------ GIVEN RECORDS ------

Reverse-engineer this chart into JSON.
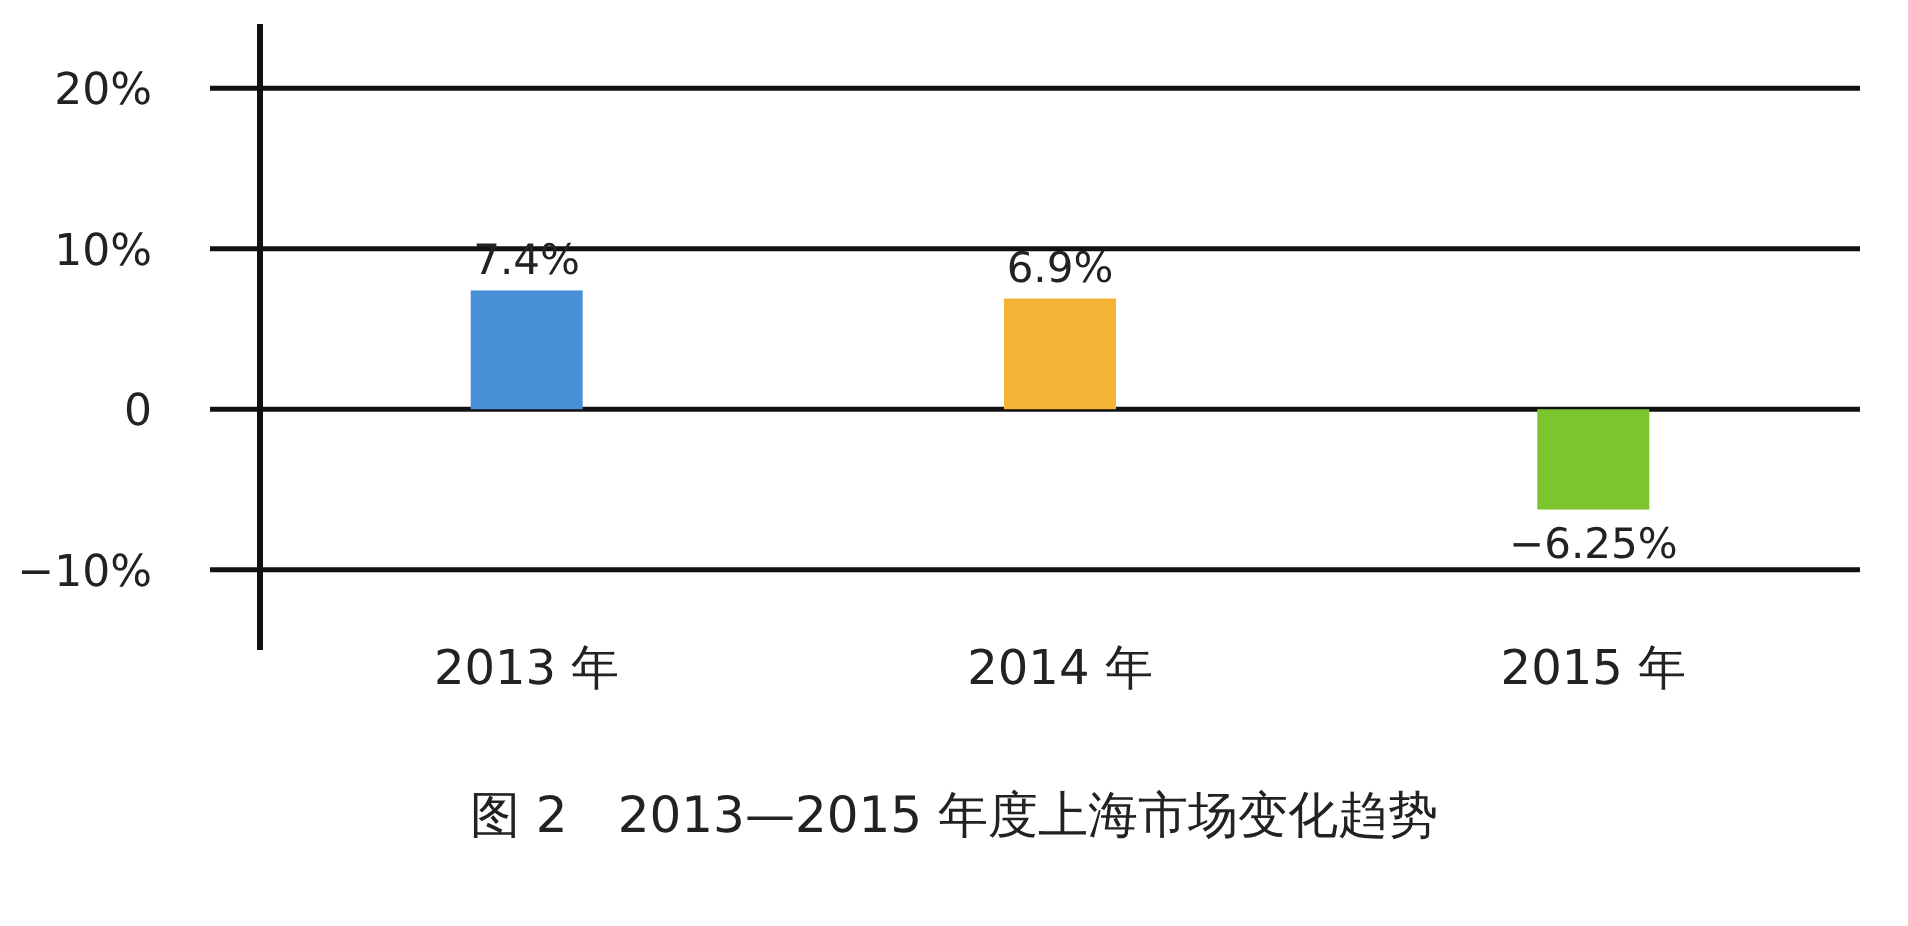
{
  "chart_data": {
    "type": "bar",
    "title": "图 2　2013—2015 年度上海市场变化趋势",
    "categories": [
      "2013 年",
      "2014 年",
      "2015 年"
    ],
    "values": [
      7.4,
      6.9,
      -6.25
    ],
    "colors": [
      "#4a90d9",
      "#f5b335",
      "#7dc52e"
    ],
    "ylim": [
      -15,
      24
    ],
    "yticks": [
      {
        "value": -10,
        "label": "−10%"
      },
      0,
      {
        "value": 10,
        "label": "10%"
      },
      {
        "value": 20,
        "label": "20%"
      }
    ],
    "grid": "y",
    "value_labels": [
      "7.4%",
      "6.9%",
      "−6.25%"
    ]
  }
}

------

TASK TO CARRY OUT: Leave the pictures out, and print every line of the listing exactly as written.

PROBLEM SOLUTION:
Reverse-engineer this chart into JSON.
{
  "chart_data": {
    "type": "bar",
    "title": "图 2　2013—2015 年度上海市场变化趋势",
    "categories": [
      "2013 年",
      "2014 年",
      "2015 年"
    ],
    "values": [
      7.4,
      6.9,
      -6.25
    ],
    "colors": [
      "#4a90d9",
      "#f5b335",
      "#7dc52e"
    ],
    "ylim": [
      -15,
      24
    ],
    "yticks": [
      {
        "value": -10,
        "label": "−10%"
      },
      0,
      {
        "value": 10,
        "label": "10%"
      },
      {
        "value": 20,
        "label": "20%"
      }
    ],
    "grid": "y",
    "value_labels": [
      "7.4%",
      "6.9%",
      "−6.25%"
    ]
  }
}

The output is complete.